» AÇÃO NECESSÁRIA: Reproduza fielmente, por favor, tudo o que vai de "Segundo a Organização" até "tradicionais e eletrônicos." no texto sobre tabagismo.
── TRECHO EXTRAÍDO ──
Tabagismo no século XXI: problemas e consequências

Enviada em 22/03/2023

Segundo a Organização Mundial de Saúde (OMS) mais de 1 bilhão de pessoas em todo o mundo fuma, e ainda de acordo com ela, o tabagismo poderá ser responsável por mais de 1 bilhão de mortes até o final do século. Visto essa situação, medidas devem ser tomadas para a diminuição e atenuação do uso e dos efeitos dos cigarros tradicionais e eletrônicos.

Em primeira análise, é importante entender o conceito de tabagismo. Este se refere a uma doença crônica caracterizada pela dependência da nicotina em produtos à base de tabaco, afetando aproximadamente uma a cada oito pessoas no mundo. Ademais, existem diversos motivos que levam ao consumo de tabaco por parte das pessoas, como: o convívio diário com fumantes, facilitando o contato e aceitação do cigarro; e a glamourização do cigarro que aconteceu por parte da mídia e de empresas nas décadas de 50 e 60, já que, nessa época, o tabagismo era visto como símbolo de liberdade, juventude, sofisticação, elegância, e até mesmo saúde.
───
── DADOS FORNECIDOS ──
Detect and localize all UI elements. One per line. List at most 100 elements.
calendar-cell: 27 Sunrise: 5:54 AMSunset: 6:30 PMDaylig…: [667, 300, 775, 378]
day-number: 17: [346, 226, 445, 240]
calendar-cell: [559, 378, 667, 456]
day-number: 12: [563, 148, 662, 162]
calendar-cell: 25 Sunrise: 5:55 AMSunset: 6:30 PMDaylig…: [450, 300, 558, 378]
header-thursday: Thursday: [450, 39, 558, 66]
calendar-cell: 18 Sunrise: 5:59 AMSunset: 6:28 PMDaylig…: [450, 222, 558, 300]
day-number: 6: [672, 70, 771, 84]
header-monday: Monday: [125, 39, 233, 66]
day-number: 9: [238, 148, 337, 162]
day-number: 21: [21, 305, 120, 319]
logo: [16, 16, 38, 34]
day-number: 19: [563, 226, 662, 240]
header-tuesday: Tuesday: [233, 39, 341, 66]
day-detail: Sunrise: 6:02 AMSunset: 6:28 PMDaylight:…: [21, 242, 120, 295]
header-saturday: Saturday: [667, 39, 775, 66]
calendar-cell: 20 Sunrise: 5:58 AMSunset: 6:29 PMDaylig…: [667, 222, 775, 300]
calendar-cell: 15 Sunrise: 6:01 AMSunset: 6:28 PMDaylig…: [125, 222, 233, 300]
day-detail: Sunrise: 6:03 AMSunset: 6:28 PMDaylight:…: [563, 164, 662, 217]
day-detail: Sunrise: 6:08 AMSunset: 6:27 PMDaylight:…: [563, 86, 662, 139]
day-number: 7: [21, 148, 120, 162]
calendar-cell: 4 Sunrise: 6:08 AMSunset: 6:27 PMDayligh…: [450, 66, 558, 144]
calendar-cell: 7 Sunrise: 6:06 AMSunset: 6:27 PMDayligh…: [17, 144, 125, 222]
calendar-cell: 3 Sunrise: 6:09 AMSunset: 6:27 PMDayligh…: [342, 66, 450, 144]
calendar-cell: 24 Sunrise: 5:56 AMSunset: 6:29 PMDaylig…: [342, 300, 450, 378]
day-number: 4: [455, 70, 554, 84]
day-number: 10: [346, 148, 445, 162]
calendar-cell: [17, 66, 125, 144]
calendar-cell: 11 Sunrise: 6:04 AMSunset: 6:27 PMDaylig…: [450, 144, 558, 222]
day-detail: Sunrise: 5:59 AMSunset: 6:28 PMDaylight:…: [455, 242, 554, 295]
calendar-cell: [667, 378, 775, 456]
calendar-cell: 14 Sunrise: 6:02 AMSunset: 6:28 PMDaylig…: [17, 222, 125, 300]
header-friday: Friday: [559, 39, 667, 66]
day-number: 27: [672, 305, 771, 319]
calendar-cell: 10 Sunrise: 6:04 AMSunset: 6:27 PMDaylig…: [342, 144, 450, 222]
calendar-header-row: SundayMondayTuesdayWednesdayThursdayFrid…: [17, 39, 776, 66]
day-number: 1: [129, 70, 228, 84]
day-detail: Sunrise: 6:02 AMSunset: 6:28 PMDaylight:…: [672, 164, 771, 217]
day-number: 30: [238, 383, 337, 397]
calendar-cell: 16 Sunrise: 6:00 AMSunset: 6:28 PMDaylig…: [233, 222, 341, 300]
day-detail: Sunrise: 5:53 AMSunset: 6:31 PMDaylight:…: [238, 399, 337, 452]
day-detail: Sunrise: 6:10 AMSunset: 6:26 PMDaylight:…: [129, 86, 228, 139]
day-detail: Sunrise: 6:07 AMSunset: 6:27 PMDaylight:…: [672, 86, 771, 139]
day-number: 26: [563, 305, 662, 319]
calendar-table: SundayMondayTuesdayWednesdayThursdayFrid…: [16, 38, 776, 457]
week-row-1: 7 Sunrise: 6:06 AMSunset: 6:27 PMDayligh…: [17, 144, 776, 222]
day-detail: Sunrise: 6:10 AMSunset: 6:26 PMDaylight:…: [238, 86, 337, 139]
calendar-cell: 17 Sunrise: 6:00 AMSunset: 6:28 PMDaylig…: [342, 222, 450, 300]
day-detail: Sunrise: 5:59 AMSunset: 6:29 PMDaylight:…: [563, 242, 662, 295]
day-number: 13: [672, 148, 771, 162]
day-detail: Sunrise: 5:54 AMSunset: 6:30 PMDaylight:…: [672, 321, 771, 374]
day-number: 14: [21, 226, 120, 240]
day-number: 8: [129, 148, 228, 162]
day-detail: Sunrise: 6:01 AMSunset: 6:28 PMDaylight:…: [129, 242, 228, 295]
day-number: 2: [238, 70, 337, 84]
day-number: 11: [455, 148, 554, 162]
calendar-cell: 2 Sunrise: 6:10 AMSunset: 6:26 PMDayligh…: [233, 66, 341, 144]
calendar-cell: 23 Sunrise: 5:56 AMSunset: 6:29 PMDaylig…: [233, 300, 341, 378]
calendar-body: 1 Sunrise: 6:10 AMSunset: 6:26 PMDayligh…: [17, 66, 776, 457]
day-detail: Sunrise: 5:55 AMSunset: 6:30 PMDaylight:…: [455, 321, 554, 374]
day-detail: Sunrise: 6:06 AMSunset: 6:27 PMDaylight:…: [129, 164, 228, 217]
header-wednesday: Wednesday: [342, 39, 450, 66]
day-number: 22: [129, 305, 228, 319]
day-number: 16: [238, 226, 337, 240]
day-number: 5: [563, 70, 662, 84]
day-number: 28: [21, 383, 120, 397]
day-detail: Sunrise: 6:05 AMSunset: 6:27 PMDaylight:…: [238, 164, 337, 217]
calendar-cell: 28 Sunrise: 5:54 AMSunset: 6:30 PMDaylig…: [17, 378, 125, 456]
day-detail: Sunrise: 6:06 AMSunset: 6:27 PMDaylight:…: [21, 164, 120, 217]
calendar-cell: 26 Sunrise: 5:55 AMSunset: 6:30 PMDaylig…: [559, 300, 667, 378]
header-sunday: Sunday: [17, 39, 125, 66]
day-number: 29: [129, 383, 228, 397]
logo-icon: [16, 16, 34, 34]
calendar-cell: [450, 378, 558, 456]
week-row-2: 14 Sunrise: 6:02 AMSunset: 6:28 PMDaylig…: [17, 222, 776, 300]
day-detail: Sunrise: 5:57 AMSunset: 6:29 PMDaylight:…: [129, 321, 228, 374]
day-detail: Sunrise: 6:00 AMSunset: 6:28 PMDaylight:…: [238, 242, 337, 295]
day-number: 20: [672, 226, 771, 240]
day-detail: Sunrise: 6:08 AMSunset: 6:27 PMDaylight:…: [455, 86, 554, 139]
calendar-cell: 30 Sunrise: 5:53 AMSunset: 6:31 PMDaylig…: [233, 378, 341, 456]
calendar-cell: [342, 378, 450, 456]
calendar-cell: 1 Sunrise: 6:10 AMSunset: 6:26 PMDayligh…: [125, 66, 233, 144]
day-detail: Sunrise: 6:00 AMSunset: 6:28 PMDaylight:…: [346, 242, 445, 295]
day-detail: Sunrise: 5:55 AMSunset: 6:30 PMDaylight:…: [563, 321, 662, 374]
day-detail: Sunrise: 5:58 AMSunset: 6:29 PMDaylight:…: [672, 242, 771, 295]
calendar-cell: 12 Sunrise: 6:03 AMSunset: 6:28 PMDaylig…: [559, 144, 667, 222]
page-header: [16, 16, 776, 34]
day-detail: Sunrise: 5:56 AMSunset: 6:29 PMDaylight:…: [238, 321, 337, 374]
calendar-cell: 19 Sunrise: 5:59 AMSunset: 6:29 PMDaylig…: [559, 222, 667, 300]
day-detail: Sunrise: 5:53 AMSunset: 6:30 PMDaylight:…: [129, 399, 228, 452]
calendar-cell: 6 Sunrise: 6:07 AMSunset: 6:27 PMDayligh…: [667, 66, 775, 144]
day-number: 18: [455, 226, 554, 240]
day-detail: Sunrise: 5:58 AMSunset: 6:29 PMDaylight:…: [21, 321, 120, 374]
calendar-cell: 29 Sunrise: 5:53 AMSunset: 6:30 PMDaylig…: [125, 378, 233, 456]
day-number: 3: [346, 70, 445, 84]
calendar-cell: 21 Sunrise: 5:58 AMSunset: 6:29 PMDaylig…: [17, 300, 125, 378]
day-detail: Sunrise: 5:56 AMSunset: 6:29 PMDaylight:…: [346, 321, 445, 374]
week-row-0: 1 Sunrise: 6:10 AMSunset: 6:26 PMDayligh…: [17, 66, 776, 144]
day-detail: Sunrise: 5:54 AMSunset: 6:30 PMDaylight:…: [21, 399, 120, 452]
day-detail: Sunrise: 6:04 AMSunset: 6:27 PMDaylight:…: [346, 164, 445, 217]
───
» RESPOSTA ABAIXO:
Segundo a Organização Mundial de Saúde (OMS) mais de 1 bilhão de pessoas em todo o mundo fuma, e ainda de acordo com ela, o tabagismo poderá ser responsável por mais de 1 bilhão de mortes até o final do século. Visto essa situação, medidas devem ser tomadas para a diminuição e atenuação do uso e dos efeitos dos cigarros tradicionais e eletrônicos.